→ What you have to do: In how many lines of the data does the word "page" appear? Give the number by itself.

======== Data to use

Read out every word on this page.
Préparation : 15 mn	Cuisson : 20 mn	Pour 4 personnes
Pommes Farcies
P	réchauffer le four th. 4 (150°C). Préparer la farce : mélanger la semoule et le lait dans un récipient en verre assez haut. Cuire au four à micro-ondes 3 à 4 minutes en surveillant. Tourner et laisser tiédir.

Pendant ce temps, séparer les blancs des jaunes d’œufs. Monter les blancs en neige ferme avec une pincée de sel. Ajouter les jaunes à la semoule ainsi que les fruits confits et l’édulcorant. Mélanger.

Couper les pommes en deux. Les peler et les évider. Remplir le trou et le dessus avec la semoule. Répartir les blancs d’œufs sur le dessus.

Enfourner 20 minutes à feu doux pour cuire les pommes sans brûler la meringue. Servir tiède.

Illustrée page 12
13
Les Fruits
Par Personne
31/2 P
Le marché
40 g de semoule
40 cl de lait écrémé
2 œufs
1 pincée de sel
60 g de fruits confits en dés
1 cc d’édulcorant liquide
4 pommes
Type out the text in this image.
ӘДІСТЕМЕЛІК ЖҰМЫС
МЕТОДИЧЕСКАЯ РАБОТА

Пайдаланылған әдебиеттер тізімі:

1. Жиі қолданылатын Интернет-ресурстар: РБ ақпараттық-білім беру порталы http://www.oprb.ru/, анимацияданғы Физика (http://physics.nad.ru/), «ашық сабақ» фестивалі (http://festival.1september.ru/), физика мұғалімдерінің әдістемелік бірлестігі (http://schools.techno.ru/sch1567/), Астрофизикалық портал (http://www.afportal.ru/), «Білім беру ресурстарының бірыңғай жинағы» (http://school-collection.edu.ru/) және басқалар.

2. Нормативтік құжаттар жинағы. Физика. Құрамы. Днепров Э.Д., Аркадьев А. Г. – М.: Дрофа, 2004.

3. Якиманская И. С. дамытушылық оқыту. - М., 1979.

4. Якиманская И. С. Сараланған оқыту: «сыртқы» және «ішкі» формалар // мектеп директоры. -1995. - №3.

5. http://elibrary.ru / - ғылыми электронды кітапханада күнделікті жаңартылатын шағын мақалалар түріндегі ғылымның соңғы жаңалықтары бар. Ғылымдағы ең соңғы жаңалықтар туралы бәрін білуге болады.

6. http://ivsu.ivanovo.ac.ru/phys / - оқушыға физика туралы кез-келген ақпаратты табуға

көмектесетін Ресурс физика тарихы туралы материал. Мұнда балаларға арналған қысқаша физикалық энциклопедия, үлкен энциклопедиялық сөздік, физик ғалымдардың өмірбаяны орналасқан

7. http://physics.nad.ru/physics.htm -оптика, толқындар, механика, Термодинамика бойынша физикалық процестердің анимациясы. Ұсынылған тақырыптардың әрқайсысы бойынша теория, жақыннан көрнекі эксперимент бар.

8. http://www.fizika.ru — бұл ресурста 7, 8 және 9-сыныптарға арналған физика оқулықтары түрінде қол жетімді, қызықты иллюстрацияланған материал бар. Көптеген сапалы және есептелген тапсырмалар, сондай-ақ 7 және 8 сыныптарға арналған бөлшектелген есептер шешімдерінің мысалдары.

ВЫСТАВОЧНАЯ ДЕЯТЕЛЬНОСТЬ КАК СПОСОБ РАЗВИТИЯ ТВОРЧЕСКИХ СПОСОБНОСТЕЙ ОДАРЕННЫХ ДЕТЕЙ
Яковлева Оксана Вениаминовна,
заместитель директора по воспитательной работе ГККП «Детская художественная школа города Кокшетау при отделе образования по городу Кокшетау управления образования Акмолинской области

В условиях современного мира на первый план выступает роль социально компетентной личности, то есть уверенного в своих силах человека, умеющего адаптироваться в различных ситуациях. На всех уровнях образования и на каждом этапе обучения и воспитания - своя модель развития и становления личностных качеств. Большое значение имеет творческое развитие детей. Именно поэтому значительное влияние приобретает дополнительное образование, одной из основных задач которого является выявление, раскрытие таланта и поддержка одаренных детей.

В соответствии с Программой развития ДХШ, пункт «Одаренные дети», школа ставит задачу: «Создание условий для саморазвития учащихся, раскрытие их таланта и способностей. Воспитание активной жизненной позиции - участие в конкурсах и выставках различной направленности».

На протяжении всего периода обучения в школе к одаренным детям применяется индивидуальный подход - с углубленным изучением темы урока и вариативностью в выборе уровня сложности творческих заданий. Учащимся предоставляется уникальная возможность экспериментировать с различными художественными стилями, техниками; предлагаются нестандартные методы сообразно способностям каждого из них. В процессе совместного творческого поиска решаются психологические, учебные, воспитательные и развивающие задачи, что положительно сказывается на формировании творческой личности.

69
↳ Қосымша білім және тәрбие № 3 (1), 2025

================

→ Full answer: 2